>> Begin

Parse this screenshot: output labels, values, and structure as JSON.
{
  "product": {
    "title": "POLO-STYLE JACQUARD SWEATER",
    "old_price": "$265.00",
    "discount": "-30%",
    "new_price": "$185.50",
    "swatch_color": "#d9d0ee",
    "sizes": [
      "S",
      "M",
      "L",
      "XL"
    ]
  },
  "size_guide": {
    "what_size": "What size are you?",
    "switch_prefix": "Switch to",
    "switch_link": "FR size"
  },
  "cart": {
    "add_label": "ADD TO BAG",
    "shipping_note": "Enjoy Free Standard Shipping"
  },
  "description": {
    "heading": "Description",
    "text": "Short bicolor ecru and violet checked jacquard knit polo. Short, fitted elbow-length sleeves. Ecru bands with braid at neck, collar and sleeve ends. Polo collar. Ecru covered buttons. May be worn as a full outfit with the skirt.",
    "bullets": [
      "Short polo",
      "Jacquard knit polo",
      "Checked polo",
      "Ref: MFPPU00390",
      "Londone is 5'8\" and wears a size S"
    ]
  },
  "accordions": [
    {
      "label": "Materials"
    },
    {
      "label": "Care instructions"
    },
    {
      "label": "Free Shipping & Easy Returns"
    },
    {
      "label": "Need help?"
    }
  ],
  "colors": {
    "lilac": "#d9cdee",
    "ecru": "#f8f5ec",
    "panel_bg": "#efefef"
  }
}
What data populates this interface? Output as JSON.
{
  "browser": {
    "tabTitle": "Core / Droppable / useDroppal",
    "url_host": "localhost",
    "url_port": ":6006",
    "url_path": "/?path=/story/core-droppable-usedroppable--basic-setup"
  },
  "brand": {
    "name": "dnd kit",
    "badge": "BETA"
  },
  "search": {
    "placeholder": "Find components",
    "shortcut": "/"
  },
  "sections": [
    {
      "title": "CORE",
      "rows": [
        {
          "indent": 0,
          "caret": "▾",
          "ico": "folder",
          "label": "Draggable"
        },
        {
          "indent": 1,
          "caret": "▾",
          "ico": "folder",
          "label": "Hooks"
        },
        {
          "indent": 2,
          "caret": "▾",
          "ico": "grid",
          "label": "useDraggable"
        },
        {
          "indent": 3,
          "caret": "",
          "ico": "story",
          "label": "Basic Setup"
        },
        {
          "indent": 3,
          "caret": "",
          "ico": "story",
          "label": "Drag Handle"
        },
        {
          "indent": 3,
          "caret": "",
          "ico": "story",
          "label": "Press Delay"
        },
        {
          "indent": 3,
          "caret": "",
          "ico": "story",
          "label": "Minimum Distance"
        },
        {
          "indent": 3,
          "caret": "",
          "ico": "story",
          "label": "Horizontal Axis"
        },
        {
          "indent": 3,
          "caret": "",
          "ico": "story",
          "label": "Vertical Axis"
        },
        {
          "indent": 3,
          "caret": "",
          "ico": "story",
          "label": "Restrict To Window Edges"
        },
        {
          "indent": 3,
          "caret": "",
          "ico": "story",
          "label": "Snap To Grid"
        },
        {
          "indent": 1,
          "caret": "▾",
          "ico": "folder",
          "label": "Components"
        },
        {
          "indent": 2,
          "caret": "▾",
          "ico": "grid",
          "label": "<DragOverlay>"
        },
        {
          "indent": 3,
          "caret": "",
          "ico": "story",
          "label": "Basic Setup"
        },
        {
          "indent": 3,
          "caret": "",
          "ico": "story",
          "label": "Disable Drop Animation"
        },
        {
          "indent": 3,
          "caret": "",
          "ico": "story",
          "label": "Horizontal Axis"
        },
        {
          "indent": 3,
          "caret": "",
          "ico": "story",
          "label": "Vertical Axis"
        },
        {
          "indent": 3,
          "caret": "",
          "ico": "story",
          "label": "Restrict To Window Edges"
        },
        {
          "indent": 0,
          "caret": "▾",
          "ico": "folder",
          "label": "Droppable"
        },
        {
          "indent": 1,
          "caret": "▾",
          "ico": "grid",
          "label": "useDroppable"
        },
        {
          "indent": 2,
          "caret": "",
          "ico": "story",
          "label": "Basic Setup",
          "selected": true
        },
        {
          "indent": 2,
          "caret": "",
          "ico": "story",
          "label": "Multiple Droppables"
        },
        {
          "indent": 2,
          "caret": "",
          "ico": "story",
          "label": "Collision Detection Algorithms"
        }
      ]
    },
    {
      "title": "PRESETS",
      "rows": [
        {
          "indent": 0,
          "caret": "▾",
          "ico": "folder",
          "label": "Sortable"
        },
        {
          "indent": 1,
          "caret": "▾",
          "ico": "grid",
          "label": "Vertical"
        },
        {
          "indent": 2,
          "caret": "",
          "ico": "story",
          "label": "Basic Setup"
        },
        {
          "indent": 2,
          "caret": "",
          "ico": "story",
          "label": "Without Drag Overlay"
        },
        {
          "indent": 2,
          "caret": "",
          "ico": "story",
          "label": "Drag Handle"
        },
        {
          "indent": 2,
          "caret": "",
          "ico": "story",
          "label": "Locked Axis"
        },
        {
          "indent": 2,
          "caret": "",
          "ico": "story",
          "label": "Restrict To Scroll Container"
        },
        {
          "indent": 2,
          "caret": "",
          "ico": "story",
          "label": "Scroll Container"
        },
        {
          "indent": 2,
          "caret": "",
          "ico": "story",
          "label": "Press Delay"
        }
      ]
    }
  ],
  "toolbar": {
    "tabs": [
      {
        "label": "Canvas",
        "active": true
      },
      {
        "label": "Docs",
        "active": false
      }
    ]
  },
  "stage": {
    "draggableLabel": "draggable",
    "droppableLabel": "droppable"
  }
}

>> End

» Given instruction
Return all lines of the material above in which the word "this" occurs.

» Response
Parse this screenshot: output labels, values, and structure as JSON.
What data populates this interface? Output as JSON.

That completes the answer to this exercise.